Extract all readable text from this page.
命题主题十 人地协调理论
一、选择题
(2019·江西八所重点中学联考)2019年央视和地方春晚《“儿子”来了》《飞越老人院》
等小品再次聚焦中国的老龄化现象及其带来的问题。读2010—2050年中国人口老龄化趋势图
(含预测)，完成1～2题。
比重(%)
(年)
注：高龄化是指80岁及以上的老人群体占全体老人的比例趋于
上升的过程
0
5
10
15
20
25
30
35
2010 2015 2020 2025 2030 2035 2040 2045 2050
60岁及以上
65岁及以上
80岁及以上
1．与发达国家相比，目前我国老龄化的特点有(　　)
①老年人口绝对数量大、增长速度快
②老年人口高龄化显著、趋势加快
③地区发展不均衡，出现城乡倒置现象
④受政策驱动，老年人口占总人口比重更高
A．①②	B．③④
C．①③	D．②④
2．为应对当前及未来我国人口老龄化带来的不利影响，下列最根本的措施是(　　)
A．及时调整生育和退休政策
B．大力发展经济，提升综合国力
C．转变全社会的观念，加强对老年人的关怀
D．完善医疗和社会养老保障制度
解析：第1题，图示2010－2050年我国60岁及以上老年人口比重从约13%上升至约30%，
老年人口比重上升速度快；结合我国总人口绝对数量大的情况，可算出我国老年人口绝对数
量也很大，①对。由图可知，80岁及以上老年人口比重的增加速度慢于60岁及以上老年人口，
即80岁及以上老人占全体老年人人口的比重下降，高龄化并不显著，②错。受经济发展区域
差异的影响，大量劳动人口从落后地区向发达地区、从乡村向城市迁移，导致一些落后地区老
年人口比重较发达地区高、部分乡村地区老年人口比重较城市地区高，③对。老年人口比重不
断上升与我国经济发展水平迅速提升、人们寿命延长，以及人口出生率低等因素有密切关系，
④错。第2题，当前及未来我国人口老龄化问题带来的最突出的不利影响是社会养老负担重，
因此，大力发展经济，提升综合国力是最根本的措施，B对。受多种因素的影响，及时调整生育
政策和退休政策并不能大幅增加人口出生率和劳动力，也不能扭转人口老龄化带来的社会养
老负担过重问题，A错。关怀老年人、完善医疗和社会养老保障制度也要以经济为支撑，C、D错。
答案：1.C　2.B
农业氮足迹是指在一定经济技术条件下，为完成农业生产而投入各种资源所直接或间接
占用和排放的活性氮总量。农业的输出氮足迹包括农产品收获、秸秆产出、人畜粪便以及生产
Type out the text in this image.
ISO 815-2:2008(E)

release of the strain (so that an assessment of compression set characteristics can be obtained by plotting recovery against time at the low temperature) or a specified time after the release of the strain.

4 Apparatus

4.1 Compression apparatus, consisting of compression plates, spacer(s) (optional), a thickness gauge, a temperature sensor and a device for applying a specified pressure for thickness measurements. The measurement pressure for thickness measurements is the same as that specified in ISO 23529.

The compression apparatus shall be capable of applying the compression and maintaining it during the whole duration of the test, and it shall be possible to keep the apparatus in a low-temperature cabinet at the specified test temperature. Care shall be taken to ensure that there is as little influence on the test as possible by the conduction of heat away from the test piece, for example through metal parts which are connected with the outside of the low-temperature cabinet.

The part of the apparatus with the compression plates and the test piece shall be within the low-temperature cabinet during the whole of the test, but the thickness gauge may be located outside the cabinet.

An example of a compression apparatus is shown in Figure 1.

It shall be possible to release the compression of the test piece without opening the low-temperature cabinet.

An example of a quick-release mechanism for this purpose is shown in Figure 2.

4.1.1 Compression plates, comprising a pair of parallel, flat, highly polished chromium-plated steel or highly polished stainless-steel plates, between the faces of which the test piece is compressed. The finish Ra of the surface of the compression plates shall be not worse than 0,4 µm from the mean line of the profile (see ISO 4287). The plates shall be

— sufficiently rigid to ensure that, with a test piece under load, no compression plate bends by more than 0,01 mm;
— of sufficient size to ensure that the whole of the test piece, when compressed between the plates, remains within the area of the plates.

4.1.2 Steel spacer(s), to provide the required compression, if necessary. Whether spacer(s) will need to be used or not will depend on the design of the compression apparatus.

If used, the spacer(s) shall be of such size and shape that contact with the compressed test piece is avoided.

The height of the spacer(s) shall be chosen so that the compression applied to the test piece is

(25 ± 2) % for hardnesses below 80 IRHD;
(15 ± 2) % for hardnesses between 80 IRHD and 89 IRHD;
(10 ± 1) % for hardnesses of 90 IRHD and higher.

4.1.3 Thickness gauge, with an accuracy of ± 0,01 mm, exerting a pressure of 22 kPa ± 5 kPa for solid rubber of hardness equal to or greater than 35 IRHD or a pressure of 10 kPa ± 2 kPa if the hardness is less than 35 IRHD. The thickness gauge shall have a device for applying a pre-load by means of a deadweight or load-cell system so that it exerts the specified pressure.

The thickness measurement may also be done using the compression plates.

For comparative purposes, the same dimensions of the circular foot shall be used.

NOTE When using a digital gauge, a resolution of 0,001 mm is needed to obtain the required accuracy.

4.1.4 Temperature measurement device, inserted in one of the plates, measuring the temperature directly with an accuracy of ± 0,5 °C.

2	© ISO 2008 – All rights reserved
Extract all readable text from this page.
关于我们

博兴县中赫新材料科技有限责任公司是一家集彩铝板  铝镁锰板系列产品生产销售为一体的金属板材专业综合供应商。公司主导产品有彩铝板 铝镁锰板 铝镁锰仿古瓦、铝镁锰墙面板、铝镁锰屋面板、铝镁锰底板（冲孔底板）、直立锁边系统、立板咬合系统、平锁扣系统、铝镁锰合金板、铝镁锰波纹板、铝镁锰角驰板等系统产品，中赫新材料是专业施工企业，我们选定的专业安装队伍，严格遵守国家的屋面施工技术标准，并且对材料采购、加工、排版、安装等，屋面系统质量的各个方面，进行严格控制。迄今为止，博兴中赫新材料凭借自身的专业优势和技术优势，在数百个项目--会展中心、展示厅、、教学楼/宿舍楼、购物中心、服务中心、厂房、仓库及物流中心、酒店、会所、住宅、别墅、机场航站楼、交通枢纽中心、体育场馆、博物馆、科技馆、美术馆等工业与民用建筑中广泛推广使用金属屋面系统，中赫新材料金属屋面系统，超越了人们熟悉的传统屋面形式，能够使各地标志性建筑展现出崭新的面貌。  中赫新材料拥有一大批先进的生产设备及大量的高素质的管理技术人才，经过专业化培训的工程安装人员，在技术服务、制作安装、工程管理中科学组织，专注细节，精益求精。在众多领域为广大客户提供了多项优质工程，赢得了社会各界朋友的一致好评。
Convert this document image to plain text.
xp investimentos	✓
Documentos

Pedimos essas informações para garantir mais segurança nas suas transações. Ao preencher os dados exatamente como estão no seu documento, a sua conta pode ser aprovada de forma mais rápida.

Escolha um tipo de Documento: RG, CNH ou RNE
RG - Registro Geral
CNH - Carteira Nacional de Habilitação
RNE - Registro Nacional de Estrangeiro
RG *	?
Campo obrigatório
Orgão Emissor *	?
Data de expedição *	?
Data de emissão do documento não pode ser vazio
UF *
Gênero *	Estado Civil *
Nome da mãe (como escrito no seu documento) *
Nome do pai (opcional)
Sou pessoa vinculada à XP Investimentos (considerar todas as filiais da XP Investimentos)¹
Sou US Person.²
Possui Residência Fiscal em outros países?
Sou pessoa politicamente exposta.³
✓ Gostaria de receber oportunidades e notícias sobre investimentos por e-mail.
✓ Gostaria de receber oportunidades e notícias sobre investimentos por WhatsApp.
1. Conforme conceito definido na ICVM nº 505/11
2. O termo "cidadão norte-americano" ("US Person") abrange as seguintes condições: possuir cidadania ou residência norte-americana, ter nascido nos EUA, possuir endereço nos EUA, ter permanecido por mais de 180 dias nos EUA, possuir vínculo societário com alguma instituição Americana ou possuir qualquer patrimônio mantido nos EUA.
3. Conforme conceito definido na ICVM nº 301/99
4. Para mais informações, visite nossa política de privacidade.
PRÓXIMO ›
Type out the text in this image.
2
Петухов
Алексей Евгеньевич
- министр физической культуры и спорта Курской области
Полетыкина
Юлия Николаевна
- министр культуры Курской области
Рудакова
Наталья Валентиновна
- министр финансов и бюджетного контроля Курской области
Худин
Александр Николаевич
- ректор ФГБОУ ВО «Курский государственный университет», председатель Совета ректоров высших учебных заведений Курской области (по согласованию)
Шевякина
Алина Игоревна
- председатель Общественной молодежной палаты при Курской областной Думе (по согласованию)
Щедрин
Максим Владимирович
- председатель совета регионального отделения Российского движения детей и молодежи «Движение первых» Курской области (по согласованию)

────

TASK DIRECTIONS ::
Which lines in the listing above hold the word "same"? Show each of them.

TASK SOLUTION ::
4.1 Compression apparatus, consisting of compression plates, spacer(s) (optional), a thickness gauge, a temperature sensor and a device for applying a specified pressure for thickness measurements. The measurement pressure for thickness measurements is the same as that specified in ISO 23529.
For comparative purposes, the same dimensions of the circular foot shall be used.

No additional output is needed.